▶ **Information provided**
* * *
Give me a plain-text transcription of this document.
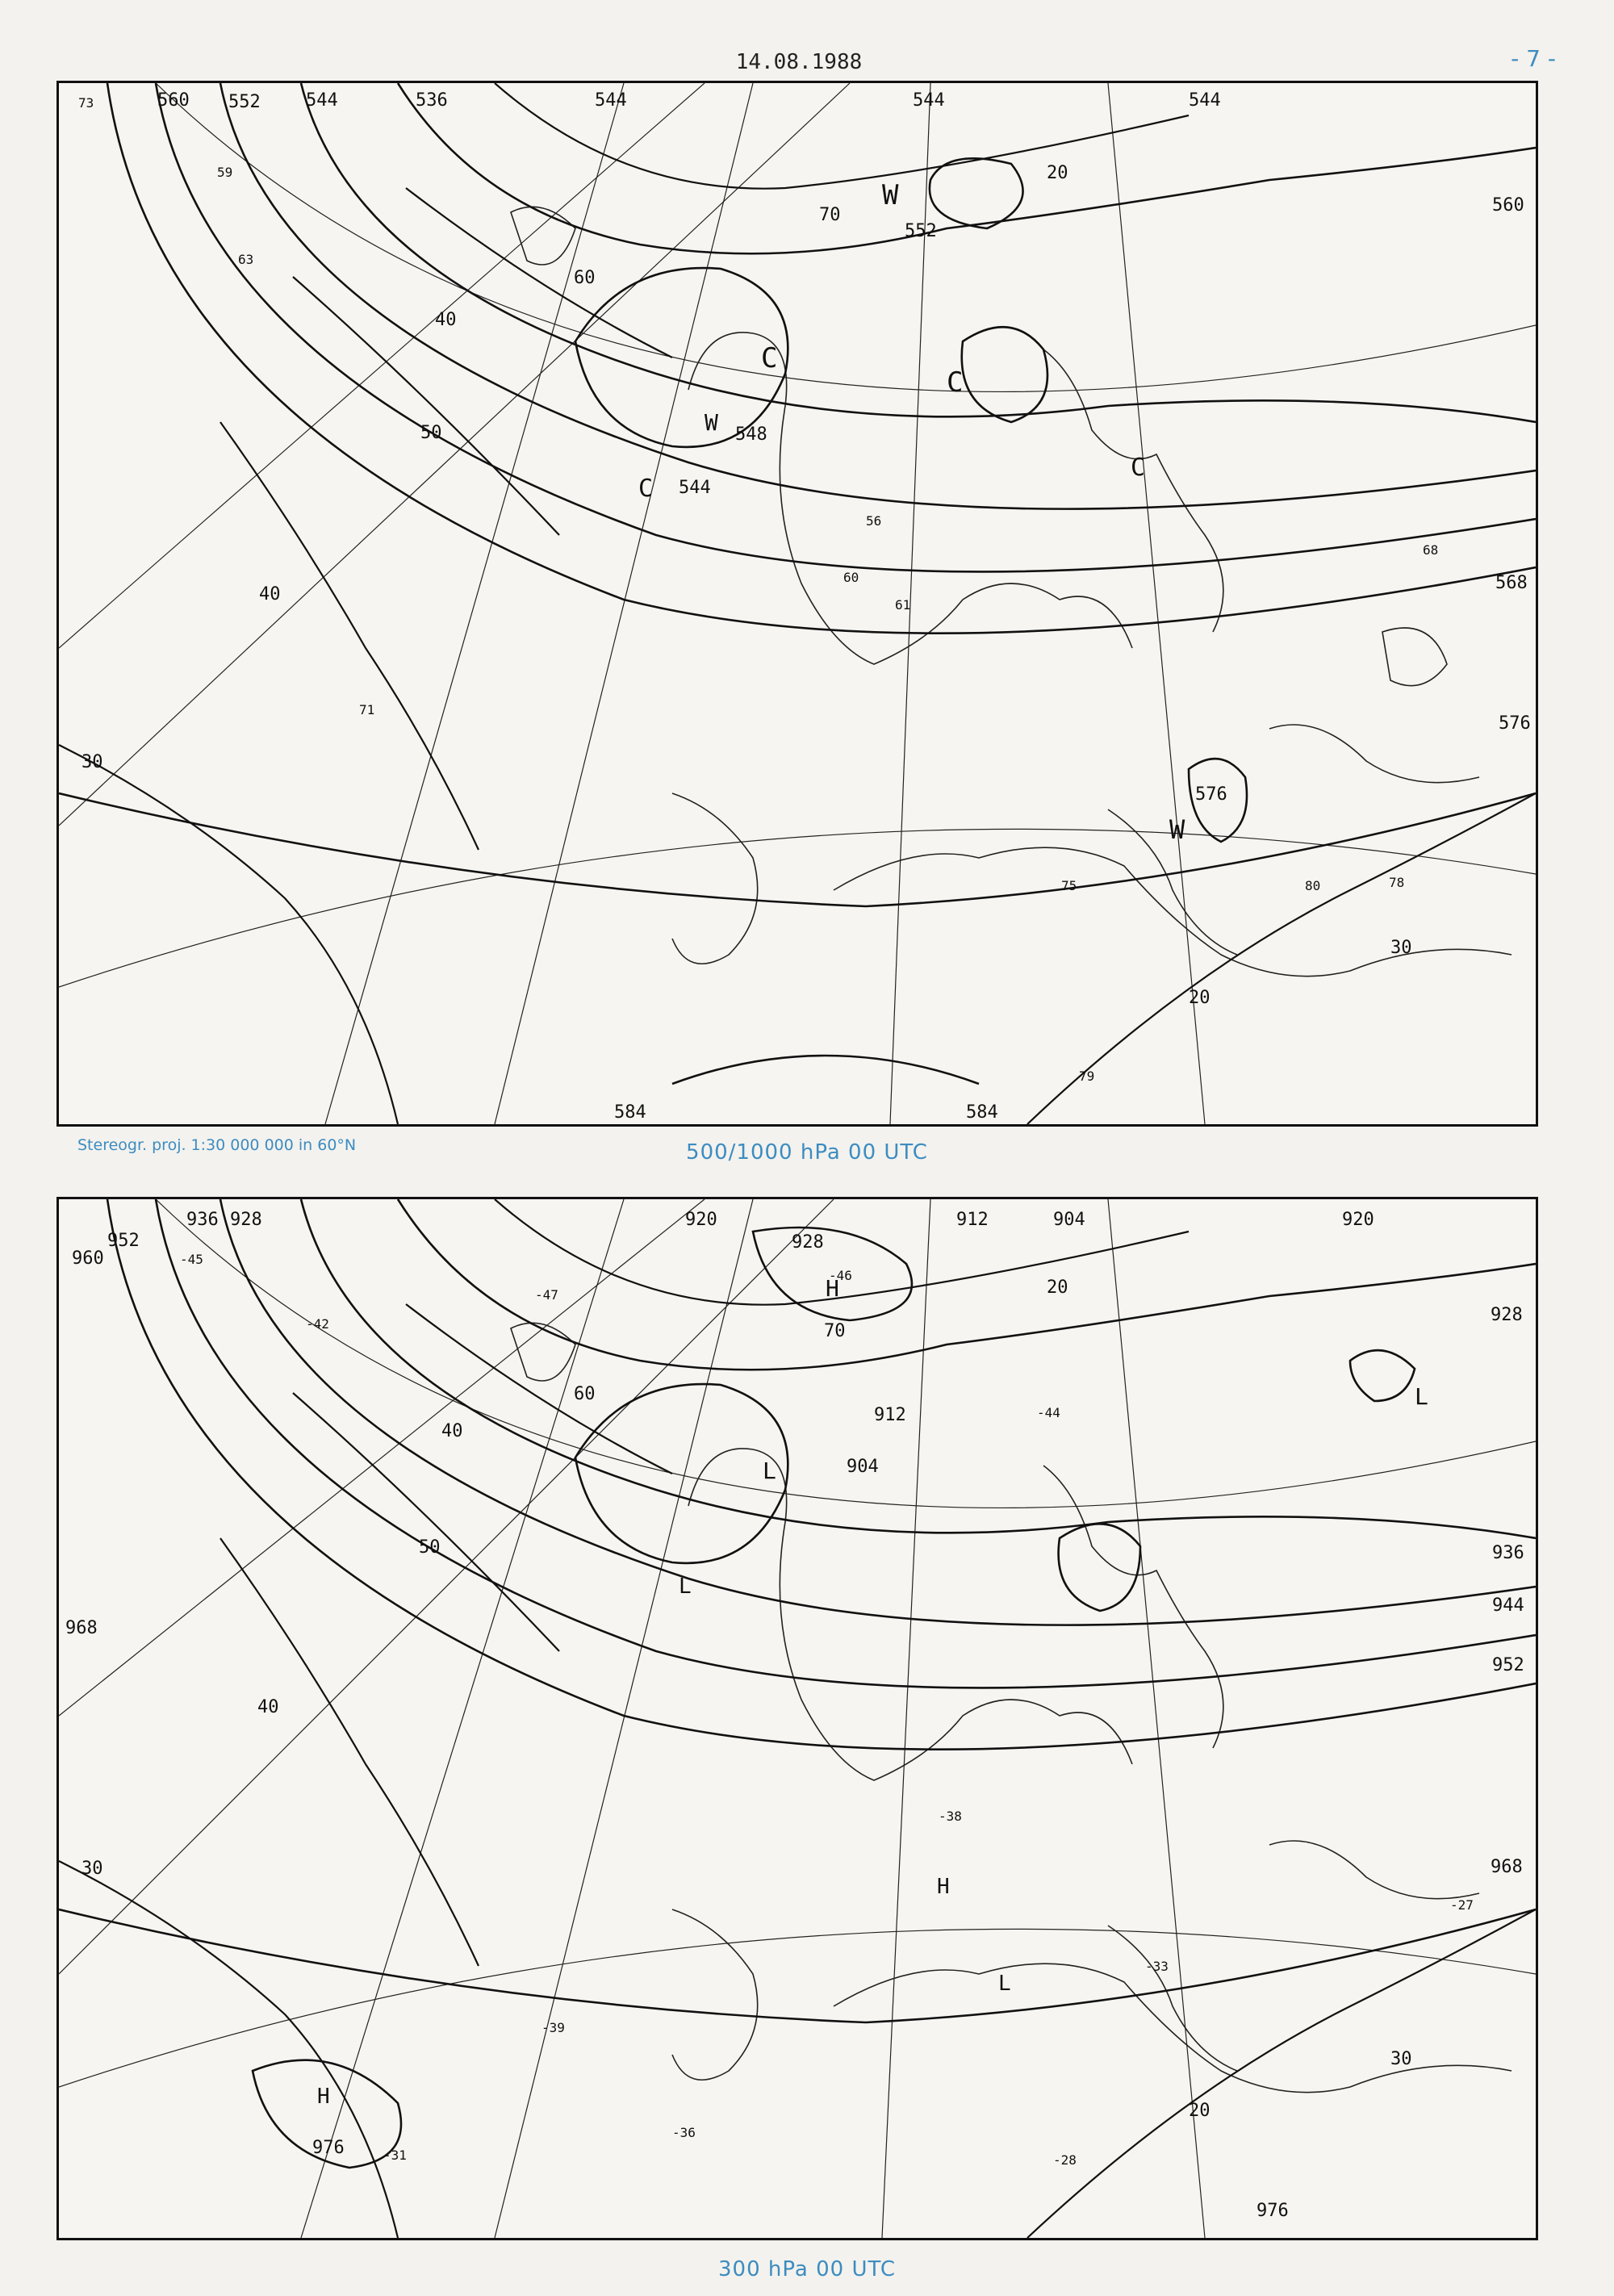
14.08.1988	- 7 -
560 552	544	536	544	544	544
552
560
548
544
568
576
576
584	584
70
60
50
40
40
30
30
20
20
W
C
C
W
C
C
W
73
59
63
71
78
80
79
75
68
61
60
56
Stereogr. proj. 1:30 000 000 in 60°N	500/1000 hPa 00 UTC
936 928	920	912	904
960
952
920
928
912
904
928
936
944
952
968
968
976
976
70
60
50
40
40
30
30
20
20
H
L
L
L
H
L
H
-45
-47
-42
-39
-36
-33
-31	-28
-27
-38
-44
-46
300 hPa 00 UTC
* * *
▶ **The request**
Nothing in the entries should change as you copy them, except that the pictures are left out.

▶ **Problem solution**
Give me a plain-text transcription of this document.
14.08.1988	- 7 -
560 552	544	536	544	544	544
552
560
548
544
568
576
576
584	584
70
60
50
40
40
30
30
20
20
W
C
C
W
C
C
W
73
59
63
71
78
80
79
75
68
61
60
56
Stereogr. proj. 1:30 000 000 in 60°N	500/1000 hPa 00 UTC
936 928	920	912	904
960
952
920
928
912
904
928
936
944
952
968
968
976
976
70
60
50
40
40
30
30
20
20
H
L
L
L
H
L
H
-45
-47
-42
-39
-36
-33
-31	-28
-27
-38
-44
-46
300 hPa 00 UTC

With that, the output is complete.